Objective — For the records that follow, return only the count of lines containing the string "color".

Supplied data —
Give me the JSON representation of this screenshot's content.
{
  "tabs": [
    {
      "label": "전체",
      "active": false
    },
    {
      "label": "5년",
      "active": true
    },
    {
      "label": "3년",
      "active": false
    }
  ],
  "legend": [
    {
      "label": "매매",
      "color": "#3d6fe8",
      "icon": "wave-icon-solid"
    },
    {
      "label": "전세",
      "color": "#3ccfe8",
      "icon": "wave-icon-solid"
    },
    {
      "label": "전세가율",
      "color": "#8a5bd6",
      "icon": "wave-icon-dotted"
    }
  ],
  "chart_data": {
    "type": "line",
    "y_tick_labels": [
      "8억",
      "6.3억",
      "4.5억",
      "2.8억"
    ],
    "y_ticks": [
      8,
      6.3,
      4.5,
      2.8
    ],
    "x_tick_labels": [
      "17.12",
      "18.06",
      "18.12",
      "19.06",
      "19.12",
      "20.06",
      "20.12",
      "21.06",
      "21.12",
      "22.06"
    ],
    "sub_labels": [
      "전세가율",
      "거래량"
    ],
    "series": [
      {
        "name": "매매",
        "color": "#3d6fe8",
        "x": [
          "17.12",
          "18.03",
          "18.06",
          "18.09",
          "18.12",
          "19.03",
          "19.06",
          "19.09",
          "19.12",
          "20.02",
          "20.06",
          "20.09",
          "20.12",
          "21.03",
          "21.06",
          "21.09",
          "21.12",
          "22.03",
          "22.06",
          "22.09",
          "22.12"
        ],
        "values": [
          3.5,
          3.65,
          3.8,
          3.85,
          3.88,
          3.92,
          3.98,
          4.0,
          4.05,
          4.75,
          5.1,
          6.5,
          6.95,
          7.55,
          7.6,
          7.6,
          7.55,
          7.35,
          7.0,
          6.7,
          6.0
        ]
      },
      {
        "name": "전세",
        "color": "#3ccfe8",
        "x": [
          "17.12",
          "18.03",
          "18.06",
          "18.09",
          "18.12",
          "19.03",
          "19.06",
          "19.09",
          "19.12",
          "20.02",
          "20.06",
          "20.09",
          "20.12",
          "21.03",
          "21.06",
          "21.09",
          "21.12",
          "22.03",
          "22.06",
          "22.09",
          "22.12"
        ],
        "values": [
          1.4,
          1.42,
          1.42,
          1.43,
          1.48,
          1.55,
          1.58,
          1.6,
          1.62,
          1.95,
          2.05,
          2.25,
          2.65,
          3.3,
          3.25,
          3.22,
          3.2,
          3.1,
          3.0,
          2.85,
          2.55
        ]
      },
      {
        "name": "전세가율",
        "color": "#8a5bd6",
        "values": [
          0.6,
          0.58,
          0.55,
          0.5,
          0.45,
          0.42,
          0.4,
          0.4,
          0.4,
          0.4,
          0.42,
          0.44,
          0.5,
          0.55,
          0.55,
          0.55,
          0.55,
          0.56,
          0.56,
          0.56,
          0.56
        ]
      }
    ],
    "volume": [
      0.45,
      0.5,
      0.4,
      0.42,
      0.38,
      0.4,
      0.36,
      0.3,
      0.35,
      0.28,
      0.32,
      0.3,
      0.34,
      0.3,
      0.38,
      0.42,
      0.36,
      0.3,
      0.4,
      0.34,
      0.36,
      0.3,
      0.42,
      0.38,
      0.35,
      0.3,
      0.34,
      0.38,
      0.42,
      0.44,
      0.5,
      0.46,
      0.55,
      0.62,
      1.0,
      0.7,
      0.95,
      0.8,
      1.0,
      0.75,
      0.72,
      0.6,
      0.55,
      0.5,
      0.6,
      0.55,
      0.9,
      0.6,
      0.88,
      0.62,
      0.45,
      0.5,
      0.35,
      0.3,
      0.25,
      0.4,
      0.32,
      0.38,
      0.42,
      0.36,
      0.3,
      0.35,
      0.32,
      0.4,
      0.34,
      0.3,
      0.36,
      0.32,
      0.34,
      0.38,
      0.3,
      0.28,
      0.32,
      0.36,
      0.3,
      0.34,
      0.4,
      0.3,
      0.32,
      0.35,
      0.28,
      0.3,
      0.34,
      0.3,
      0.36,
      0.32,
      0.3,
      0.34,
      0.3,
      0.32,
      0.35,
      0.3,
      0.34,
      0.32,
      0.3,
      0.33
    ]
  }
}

Task answer — 6